[DATASET ENTRIES]
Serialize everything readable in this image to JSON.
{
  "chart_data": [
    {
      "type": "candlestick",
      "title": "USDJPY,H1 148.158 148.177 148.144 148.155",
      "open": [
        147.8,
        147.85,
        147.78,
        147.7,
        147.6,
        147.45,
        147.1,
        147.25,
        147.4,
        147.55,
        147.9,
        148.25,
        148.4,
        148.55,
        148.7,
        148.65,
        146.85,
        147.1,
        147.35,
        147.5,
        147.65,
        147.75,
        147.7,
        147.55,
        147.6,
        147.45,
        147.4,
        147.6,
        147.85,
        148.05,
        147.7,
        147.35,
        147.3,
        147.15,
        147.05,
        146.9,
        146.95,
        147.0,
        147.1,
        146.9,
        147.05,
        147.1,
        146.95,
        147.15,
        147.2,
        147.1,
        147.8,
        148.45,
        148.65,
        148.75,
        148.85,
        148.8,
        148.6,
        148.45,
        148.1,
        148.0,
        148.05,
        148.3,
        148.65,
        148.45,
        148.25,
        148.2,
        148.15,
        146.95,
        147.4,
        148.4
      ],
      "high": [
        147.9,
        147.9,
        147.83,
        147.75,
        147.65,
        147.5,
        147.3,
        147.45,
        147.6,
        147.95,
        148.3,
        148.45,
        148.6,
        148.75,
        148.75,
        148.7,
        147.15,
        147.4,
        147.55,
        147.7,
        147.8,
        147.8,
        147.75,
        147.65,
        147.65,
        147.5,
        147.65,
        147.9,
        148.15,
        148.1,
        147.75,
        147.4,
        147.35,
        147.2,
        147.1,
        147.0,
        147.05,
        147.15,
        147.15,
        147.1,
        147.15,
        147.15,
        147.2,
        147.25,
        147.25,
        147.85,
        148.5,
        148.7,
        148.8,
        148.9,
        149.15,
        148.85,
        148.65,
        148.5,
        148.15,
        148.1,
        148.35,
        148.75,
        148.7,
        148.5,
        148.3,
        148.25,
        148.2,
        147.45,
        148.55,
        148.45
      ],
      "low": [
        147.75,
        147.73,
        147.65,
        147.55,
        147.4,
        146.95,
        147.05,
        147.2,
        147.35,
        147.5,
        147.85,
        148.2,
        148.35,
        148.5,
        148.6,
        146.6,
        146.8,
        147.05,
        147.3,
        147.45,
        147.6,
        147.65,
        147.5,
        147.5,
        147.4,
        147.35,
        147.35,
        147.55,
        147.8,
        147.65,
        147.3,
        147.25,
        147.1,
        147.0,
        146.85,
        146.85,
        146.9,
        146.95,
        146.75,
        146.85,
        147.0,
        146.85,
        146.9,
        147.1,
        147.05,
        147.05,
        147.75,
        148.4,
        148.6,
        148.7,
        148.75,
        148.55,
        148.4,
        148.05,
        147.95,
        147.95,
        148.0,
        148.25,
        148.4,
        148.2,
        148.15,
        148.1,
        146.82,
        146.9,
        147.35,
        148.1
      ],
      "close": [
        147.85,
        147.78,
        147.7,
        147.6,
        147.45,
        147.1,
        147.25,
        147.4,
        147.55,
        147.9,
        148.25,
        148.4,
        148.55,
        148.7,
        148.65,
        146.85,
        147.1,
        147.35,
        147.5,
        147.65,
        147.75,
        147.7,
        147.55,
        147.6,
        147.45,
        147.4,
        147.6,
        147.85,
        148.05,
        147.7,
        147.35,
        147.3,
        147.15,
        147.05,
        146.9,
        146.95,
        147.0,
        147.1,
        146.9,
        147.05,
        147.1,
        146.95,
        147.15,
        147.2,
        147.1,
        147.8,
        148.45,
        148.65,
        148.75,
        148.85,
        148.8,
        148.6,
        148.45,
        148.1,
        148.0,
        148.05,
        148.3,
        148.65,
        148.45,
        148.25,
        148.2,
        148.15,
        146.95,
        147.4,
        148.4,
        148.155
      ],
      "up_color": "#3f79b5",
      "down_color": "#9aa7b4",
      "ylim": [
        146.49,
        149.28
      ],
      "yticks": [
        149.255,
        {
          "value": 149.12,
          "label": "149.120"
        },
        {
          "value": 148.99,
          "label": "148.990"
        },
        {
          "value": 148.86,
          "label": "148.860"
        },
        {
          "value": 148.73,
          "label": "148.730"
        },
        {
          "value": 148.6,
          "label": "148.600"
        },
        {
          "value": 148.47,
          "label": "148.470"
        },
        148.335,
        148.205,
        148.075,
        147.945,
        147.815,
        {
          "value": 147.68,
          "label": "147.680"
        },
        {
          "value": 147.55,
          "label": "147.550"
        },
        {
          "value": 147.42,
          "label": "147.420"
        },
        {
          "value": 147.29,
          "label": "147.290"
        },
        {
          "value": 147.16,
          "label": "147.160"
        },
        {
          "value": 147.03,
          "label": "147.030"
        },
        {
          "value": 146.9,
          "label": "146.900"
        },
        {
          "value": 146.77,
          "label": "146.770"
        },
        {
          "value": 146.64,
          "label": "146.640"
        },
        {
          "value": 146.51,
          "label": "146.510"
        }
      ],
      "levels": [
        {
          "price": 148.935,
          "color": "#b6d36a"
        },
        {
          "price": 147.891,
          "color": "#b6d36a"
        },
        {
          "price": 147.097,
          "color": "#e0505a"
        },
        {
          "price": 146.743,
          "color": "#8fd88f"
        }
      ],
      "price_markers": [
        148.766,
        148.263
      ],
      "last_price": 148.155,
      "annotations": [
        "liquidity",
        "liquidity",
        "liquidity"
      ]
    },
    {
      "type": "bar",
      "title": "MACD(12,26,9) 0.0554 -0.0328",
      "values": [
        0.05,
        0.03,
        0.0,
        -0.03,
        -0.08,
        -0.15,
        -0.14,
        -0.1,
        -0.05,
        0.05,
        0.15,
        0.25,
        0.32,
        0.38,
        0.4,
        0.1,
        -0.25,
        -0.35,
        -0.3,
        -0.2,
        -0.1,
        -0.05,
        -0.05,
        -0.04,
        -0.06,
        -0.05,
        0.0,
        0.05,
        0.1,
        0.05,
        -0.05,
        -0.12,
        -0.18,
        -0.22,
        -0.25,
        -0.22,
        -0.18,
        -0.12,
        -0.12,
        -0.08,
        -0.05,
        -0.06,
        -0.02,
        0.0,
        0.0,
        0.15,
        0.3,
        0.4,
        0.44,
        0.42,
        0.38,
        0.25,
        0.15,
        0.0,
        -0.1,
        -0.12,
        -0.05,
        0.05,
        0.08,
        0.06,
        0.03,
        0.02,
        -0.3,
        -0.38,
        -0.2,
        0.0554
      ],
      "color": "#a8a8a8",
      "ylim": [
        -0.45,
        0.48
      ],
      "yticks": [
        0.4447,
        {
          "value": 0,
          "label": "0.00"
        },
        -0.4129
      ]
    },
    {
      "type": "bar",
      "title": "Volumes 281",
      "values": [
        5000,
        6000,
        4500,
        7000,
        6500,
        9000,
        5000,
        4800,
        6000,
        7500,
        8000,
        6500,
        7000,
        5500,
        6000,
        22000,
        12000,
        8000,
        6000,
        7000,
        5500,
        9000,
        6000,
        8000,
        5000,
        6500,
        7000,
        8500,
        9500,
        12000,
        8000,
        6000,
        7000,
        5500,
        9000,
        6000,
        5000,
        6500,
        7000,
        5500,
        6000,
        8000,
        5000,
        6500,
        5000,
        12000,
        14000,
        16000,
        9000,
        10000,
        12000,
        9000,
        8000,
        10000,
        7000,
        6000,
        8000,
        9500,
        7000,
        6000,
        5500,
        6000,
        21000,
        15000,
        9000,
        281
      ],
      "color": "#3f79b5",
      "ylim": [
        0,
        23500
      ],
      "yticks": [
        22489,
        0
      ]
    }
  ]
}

[EXERCISE BRIEF] Quote the material exactly, leaving nothing out.

[TASK ANSWER]
Serialize everything readable in this image to JSON.
{
  "chart_data": [
    {
      "type": "candlestick",
      "title": "USDJPY,H1 148.158 148.177 148.144 148.155",
      "open": [
        147.8,
        147.85,
        147.78,
        147.7,
        147.6,
        147.45,
        147.1,
        147.25,
        147.4,
        147.55,
        147.9,
        148.25,
        148.4,
        148.55,
        148.7,
        148.65,
        146.85,
        147.1,
        147.35,
        147.5,
        147.65,
        147.75,
        147.7,
        147.55,
        147.6,
        147.45,
        147.4,
        147.6,
        147.85,
        148.05,
        147.7,
        147.35,
        147.3,
        147.15,
        147.05,
        146.9,
        146.95,
        147.0,
        147.1,
        146.9,
        147.05,
        147.1,
        146.95,
        147.15,
        147.2,
        147.1,
        147.8,
        148.45,
        148.65,
        148.75,
        148.85,
        148.8,
        148.6,
        148.45,
        148.1,
        148.0,
        148.05,
        148.3,
        148.65,
        148.45,
        148.25,
        148.2,
        148.15,
        146.95,
        147.4,
        148.4
      ],
      "high": [
        147.9,
        147.9,
        147.83,
        147.75,
        147.65,
        147.5,
        147.3,
        147.45,
        147.6,
        147.95,
        148.3,
        148.45,
        148.6,
        148.75,
        148.75,
        148.7,
        147.15,
        147.4,
        147.55,
        147.7,
        147.8,
        147.8,
        147.75,
        147.65,
        147.65,
        147.5,
        147.65,
        147.9,
        148.15,
        148.1,
        147.75,
        147.4,
        147.35,
        147.2,
        147.1,
        147.0,
        147.05,
        147.15,
        147.15,
        147.1,
        147.15,
        147.15,
        147.2,
        147.25,
        147.25,
        147.85,
        148.5,
        148.7,
        148.8,
        148.9,
        149.15,
        148.85,
        148.65,
        148.5,
        148.15,
        148.1,
        148.35,
        148.75,
        148.7,
        148.5,
        148.3,
        148.25,
        148.2,
        147.45,
        148.55,
        148.45
      ],
      "low": [
        147.75,
        147.73,
        147.65,
        147.55,
        147.4,
        146.95,
        147.05,
        147.2,
        147.35,
        147.5,
        147.85,
        148.2,
        148.35,
        148.5,
        148.6,
        146.6,
        146.8,
        147.05,
        147.3,
        147.45,
        147.6,
        147.65,
        147.5,
        147.5,
        147.4,
        147.35,
        147.35,
        147.55,
        147.8,
        147.65,
        147.3,
        147.25,
        147.1,
        147.0,
        146.85,
        146.85,
        146.9,
        146.95,
        146.75,
        146.85,
        147.0,
        146.85,
        146.9,
        147.1,
        147.05,
        147.05,
        147.75,
        148.4,
        148.6,
        148.7,
        148.75,
        148.55,
        148.4,
        148.05,
        147.95,
        147.95,
        148.0,
        148.25,
        148.4,
        148.2,
        148.15,
        148.1,
        146.82,
        146.9,
        147.35,
        148.1
      ],
      "close": [
        147.85,
        147.78,
        147.7,
        147.6,
        147.45,
        147.1,
        147.25,
        147.4,
        147.55,
        147.9,
        148.25,
        148.4,
        148.55,
        148.7,
        148.65,
        146.85,
        147.1,
        147.35,
        147.5,
        147.65,
        147.75,
        147.7,
        147.55,
        147.6,
        147.45,
        147.4,
        147.6,
        147.85,
        148.05,
        147.7,
        147.35,
        147.3,
        147.15,
        147.05,
        146.9,
        146.95,
        147.0,
        147.1,
        146.9,
        147.05,
        147.1,
        146.95,
        147.15,
        147.2,
        147.1,
        147.8,
        148.45,
        148.65,
        148.75,
        148.85,
        148.8,
        148.6,
        148.45,
        148.1,
        148.0,
        148.05,
        148.3,
        148.65,
        148.45,
        148.25,
        148.2,
        148.15,
        146.95,
        147.4,
        148.4,
        148.155
      ],
      "up_color": "#3f79b5",
      "down_color": "#9aa7b4",
      "ylim": [
        146.49,
        149.28
      ],
      "yticks": [
        149.255,
        {
          "value": 149.12,
          "label": "149.120"
        },
        {
          "value": 148.99,
          "label": "148.990"
        },
        {
          "value": 148.86,
          "label": "148.860"
        },
        {
          "value": 148.73,
          "label": "148.730"
        },
        {
          "value": 148.6,
          "label": "148.600"
        },
        {
          "value": 148.47,
          "label": "148.470"
        },
        148.335,
        148.205,
        148.075,
        147.945,
        147.815,
        {
          "value": 147.68,
          "label": "147.680"
        },
        {
          "value": 147.55,
          "label": "147.550"
        },
        {
          "value": 147.42,
          "label": "147.420"
        },
        {
          "value": 147.29,
          "label": "147.290"
        },
        {
          "value": 147.16,
          "label": "147.160"
        },
        {
          "value": 147.03,
          "label": "147.030"
        },
        {
          "value": 146.9,
          "label": "146.900"
        },
        {
          "value": 146.77,
          "label": "146.770"
        },
        {
          "value": 146.64,
          "label": "146.640"
        },
        {
          "value": 146.51,
          "label": "146.510"
        }
      ],
      "levels": [
        {
          "price": 148.935,
          "color": "#b6d36a"
        },
        {
          "price": 147.891,
          "color": "#b6d36a"
        },
        {
          "price": 147.097,
          "color": "#e0505a"
        },
        {
          "price": 146.743,
          "color": "#8fd88f"
        }
      ],
      "price_markers": [
        148.766,
        148.263
      ],
      "last_price": 148.155,
      "annotations": [
        "liquidity",
        "liquidity",
        "liquidity"
      ]
    },
    {
      "type": "bar",
      "title": "MACD(12,26,9) 0.0554 -0.0328",
      "values": [
        0.05,
        0.03,
        0.0,
        -0.03,
        -0.08,
        -0.15,
        -0.14,
        -0.1,
        -0.05,
        0.05,
        0.15,
        0.25,
        0.32,
        0.38,
        0.4,
        0.1,
        -0.25,
        -0.35,
        -0.3,
        -0.2,
        -0.1,
        -0.05,
        -0.05,
        -0.04,
        -0.06,
        -0.05,
        0.0,
        0.05,
        0.1,
        0.05,
        -0.05,
        -0.12,
        -0.18,
        -0.22,
        -0.25,
        -0.22,
        -0.18,
        -0.12,
        -0.12,
        -0.08,
        -0.05,
        -0.06,
        -0.02,
        0.0,
        0.0,
        0.15,
        0.3,
        0.4,
        0.44,
        0.42,
        0.38,
        0.25,
        0.15,
        0.0,
        -0.1,
        -0.12,
        -0.05,
        0.05,
        0.08,
        0.06,
        0.03,
        0.02,
        -0.3,
        -0.38,
        -0.2,
        0.0554
      ],
      "color": "#a8a8a8",
      "ylim": [
        -0.45,
        0.48
      ],
      "yticks": [
        0.4447,
        {
          "value": 0,
          "label": "0.00"
        },
        -0.4129
      ]
    },
    {
      "type": "bar",
      "title": "Volumes 281",
      "values": [
        5000,
        6000,
        4500,
        7000,
        6500,
        9000,
        5000,
        4800,
        6000,
        7500,
        8000,
        6500,
        7000,
        5500,
        6000,
        22000,
        12000,
        8000,
        6000,
        7000,
        5500,
        9000,
        6000,
        8000,
        5000,
        6500,
        7000,
        8500,
        9500,
        12000,
        8000,
        6000,
        7000,
        5500,
        9000,
        6000,
        5000,
        6500,
        7000,
        5500,
        6000,
        8000,
        5000,
        6500,
        5000,
        12000,
        14000,
        16000,
        9000,
        10000,
        12000,
        9000,
        8000,
        10000,
        7000,
        6000,
        8000,
        9500,
        7000,
        6000,
        5500,
        6000,
        21000,
        15000,
        9000,
        281
      ],
      "color": "#3f79b5",
      "ylim": [
        0,
        23500
      ],
      "yticks": [
        22489,
        0
      ]
    }
  ]
}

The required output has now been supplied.